> PROBLÈMES À RÉSOUDRE
1 - Relevez, dans le passage sur l'EZLN, tous les exemples de soutien que le narrateur dit avoir observés à San Cristobal.
2 - Donnez la suite du passage sur l'EZLN, à partir de sa dernière phrase.

> PASSAGE CITÉ
Pour autant le soutien de la population locale à l’EZLN est encore très marqué au sein de la population indigène et particulièrement au Chiapas où le mouvement a ses racines. Lors de mon passage à San Cristobal, j’en ai eu des exemples répétés en voyant l’omni-présence de représentation de Marcos, la vente de poupées brandissant à bout de bras une AK47, où encore sur plusieurs marchés où des vieilles mamies vendaient des cagoules à l’effigie de l’EZLN. Souvenirs pour touristes, certainement, mais j’ai eu une autre illustration du soutien plus ancré aux Zapatistes alors que je sortais de San Cristobal en bus.

(Listes d'éléments avec leurs cadres)
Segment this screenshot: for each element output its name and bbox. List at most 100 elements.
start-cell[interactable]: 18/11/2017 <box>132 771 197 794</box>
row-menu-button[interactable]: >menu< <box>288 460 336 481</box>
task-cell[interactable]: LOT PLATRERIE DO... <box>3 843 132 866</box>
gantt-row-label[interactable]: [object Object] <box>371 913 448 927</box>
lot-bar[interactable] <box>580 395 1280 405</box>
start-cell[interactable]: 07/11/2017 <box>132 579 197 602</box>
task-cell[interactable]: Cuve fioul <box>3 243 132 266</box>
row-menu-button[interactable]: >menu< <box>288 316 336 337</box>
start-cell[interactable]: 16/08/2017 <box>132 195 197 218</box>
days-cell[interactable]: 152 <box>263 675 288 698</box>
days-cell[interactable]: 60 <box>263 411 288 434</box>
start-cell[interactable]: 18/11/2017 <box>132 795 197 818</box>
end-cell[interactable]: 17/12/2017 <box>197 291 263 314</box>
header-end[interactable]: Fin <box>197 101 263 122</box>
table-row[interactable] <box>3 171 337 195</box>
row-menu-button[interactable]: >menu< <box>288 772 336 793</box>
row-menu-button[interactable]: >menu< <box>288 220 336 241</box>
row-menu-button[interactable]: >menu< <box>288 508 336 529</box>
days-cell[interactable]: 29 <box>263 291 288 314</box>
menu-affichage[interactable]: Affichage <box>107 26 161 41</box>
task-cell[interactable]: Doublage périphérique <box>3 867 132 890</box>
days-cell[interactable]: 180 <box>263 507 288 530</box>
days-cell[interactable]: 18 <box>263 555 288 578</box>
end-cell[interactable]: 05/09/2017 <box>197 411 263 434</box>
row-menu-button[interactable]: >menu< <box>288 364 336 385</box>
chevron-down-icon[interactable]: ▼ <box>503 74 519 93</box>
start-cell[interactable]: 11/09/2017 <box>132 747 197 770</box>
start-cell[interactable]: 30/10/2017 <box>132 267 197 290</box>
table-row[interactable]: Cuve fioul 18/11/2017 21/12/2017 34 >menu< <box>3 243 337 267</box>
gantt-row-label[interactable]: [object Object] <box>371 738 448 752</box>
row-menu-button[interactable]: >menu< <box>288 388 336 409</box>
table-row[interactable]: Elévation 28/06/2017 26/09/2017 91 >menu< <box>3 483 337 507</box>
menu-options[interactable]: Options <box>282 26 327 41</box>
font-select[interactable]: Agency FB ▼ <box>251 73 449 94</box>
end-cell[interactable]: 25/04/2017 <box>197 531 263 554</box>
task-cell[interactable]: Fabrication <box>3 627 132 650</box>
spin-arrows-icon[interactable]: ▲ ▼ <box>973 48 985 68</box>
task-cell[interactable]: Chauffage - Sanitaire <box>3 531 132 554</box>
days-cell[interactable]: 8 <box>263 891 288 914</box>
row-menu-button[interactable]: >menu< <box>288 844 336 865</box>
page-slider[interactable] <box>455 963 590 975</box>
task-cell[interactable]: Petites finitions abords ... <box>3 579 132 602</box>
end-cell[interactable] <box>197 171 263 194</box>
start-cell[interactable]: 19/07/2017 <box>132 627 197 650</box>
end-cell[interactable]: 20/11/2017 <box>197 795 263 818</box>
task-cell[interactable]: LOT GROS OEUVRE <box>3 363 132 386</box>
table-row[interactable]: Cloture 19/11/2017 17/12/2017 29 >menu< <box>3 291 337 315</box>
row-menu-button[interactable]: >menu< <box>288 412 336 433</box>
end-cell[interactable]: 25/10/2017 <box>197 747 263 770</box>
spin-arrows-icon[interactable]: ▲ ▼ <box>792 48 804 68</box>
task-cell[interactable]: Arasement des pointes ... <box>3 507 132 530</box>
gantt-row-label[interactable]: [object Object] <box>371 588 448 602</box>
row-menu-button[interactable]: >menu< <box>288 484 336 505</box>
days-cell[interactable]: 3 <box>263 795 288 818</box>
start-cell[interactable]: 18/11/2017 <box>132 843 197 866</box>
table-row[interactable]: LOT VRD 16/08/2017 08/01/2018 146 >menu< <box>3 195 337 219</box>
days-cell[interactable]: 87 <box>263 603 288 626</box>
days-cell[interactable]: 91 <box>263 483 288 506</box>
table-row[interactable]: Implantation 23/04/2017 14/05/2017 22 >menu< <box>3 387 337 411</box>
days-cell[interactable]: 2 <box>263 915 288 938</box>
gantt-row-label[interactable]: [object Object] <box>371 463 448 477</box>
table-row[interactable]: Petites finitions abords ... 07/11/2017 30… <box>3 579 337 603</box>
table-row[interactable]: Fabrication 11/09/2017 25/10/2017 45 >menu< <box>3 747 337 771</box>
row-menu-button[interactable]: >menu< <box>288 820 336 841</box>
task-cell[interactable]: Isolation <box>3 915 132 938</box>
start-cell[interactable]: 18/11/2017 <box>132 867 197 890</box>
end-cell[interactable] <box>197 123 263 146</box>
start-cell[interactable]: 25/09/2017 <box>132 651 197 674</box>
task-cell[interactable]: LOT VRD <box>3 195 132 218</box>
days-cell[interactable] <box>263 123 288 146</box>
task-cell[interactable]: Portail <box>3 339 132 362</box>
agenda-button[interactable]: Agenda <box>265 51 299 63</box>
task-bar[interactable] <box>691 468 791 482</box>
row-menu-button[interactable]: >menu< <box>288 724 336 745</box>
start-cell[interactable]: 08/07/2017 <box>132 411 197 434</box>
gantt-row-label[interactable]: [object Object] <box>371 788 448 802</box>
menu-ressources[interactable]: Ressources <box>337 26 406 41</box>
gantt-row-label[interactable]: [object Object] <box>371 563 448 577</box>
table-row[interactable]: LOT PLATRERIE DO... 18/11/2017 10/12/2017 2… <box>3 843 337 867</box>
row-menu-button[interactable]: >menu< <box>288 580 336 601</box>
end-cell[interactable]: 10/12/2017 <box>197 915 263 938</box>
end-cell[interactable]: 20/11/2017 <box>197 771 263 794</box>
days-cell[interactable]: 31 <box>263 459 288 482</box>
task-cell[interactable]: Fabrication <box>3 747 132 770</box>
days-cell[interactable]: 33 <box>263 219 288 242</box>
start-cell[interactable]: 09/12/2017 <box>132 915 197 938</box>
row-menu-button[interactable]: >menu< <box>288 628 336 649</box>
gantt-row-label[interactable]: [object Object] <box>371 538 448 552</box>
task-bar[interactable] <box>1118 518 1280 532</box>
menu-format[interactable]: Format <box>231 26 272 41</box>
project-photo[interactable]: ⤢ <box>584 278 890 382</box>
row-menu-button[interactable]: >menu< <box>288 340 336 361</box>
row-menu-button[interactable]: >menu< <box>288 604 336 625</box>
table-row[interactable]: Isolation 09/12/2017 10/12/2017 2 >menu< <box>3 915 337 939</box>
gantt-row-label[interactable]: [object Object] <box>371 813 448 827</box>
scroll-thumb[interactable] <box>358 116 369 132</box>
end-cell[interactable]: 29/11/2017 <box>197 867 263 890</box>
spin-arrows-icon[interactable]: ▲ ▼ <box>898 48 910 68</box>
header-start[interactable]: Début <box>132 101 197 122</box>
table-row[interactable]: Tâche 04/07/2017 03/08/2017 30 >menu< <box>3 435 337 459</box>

> RÉPONSES PAR TÂCHE
1 -
- l'omniprésence de représentations de Marcos
- la vente de poupées brandissant une AK47 à bout de bras
- des cagoules à l'effigie de l'EZLN vendues par de vieilles mamies sur plusieurs marchés

2 -
très jeunes vendeurs sur un marché durant leur pause déjeuner
très jeunes vendeurs sur un marché durant leur pause déjeuner

Alors que nous roulions sur une route secondaires, je suis tiré de mon sommeil lorsque le chauffeur freine violemment. Je ne comprends tout d’abord pas bien ce qu’il se passe, lorsqu’il me fait signe de ne pas trop montrer ma tête à la fenêtre. J’obéis mais ne résiste pas à l’envie de regarder discrètement ce qu’il se passe à l’extérieur. J’aperçois un groupe d’une vingtaine d’hommes, armés de bâtons et ayant déposé une grande planche à clous en travers de la chaussée. Alors que l’un des hommes tente de monter à bord du bus, le chauffeur le retient et passe à travers les rangs et nous demande de mettre en commun notre monnaie afin que nous puissions repartir rapidement. La collecte faite, nous n’avons guère plus que 5 dollars. Je mets alors la main dans ma poche pour ressortir un billet de 10 supplémentaire, mais le chauffeur me répond: ces imbéciles n’ont pas besoin de plus.
A peine la monnaie est passée de la main du chauffeur à celle de l’homme au gourdin, la herse est retirée de la chaussée et nous pouvons reprendre la route. En nous éloignant, je regarde le groupe d’hommes, qui me semble beaucoup plus miséreux que dangereux. Ils sont tous vêtu de tee shirt déchirés et la plupart sont pieds nus. L’un d’entre eux porte un drapeau rouge et noir EZLN. Alors que nous nous éloignons je me rapproche du chauffeur pour le questionner

– que voulaient ces hommes?
– ils voulaient que nous contribuions à “la révolution”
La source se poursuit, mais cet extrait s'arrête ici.